[Collected data entries]
:::::

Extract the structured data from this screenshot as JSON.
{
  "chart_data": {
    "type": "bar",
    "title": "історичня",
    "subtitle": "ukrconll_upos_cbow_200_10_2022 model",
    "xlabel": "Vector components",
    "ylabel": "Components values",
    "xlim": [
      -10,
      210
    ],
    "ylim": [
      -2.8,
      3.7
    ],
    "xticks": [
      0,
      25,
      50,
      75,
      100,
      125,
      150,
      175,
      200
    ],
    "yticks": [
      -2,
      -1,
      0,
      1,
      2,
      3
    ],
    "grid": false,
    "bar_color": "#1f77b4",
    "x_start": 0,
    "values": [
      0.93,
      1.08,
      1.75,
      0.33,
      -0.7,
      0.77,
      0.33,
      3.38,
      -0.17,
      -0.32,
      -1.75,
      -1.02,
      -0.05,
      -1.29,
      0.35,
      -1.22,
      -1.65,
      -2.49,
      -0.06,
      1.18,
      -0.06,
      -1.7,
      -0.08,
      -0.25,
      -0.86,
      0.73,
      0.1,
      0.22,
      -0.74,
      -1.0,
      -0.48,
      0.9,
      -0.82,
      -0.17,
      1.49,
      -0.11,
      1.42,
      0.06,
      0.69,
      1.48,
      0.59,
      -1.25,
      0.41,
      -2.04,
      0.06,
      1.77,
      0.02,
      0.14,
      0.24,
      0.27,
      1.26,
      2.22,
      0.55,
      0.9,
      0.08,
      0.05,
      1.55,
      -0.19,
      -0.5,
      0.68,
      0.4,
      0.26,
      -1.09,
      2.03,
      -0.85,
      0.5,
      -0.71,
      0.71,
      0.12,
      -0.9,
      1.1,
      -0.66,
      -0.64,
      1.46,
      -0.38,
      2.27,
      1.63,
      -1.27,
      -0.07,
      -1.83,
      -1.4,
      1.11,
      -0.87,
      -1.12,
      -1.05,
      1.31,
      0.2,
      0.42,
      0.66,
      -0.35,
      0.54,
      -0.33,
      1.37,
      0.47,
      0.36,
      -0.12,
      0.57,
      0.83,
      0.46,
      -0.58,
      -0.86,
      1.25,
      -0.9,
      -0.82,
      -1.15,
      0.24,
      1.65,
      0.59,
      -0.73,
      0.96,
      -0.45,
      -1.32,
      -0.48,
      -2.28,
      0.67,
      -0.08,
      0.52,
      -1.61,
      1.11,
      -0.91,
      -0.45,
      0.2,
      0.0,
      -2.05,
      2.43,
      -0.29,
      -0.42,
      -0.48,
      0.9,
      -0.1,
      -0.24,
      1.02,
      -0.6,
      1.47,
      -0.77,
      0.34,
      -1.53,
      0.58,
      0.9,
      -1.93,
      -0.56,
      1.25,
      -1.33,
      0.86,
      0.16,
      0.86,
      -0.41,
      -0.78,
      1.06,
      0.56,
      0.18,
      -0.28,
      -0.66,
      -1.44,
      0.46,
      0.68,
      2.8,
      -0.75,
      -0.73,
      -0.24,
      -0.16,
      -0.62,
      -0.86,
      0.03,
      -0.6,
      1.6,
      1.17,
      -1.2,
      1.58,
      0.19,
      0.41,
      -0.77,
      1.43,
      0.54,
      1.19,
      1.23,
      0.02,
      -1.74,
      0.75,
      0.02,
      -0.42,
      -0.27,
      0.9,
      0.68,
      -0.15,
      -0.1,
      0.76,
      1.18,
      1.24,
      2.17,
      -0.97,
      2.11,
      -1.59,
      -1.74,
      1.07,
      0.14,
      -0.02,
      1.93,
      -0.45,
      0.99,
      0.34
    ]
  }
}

:::::

*WHAT IS BEING ASKED*:
Reproduce the records word for word.

*EXERCISE RESULT*:
Extract the structured data from this screenshot as JSON.
{
  "chart_data": {
    "type": "bar",
    "title": "історичня",
    "subtitle": "ukrconll_upos_cbow_200_10_2022 model",
    "xlabel": "Vector components",
    "ylabel": "Components values",
    "xlim": [
      -10,
      210
    ],
    "ylim": [
      -2.8,
      3.7
    ],
    "xticks": [
      0,
      25,
      50,
      75,
      100,
      125,
      150,
      175,
      200
    ],
    "yticks": [
      -2,
      -1,
      0,
      1,
      2,
      3
    ],
    "grid": false,
    "bar_color": "#1f77b4",
    "x_start": 0,
    "values": [
      0.93,
      1.08,
      1.75,
      0.33,
      -0.7,
      0.77,
      0.33,
      3.38,
      -0.17,
      -0.32,
      -1.75,
      -1.02,
      -0.05,
      -1.29,
      0.35,
      -1.22,
      -1.65,
      -2.49,
      -0.06,
      1.18,
      -0.06,
      -1.7,
      -0.08,
      -0.25,
      -0.86,
      0.73,
      0.1,
      0.22,
      -0.74,
      -1.0,
      -0.48,
      0.9,
      -0.82,
      -0.17,
      1.49,
      -0.11,
      1.42,
      0.06,
      0.69,
      1.48,
      0.59,
      -1.25,
      0.41,
      -2.04,
      0.06,
      1.77,
      0.02,
      0.14,
      0.24,
      0.27,
      1.26,
      2.22,
      0.55,
      0.9,
      0.08,
      0.05,
      1.55,
      -0.19,
      -0.5,
      0.68,
      0.4,
      0.26,
      -1.09,
      2.03,
      -0.85,
      0.5,
      -0.71,
      0.71,
      0.12,
      -0.9,
      1.1,
      -0.66,
      -0.64,
      1.46,
      -0.38,
      2.27,
      1.63,
      -1.27,
      -0.07,
      -1.83,
      -1.4,
      1.11,
      -0.87,
      -1.12,
      -1.05,
      1.31,
      0.2,
      0.42,
      0.66,
      -0.35,
      0.54,
      -0.33,
      1.37,
      0.47,
      0.36,
      -0.12,
      0.57,
      0.83,
      0.46,
      -0.58,
      -0.86,
      1.25,
      -0.9,
      -0.82,
      -1.15,
      0.24,
      1.65,
      0.59,
      -0.73,
      0.96,
      -0.45,
      -1.32,
      -0.48,
      -2.28,
      0.67,
      -0.08,
      0.52,
      -1.61,
      1.11,
      -0.91,
      -0.45,
      0.2,
      0.0,
      -2.05,
      2.43,
      -0.29,
      -0.42,
      -0.48,
      0.9,
      -0.1,
      -0.24,
      1.02,
      -0.6,
      1.47,
      -0.77,
      0.34,
      -1.53,
      0.58,
      0.9,
      -1.93,
      -0.56,
      1.25,
      -1.33,
      0.86,
      0.16,
      0.86,
      -0.41,
      -0.78,
      1.06,
      0.56,
      0.18,
      -0.28,
      -0.66,
      -1.44,
      0.46,
      0.68,
      2.8,
      -0.75,
      -0.73,
      -0.24,
      -0.16,
      -0.62,
      -0.86,
      0.03,
      -0.6,
      1.6,
      1.17,
      -1.2,
      1.58,
      0.19,
      0.41,
      -0.77,
      1.43,
      0.54,
      1.19,
      1.23,
      0.02,
      -1.74,
      0.75,
      0.02,
      -0.42,
      -0.27,
      0.9,
      0.68,
      -0.15,
      -0.1,
      0.76,
      1.18,
      1.24,
      2.17,
      -0.97,
      2.11,
      -1.59,
      -1.74,
      1.07,
      0.14,
      -0.02,
      1.93,
      -0.45,
      0.99,
      0.34
    ]
  }
}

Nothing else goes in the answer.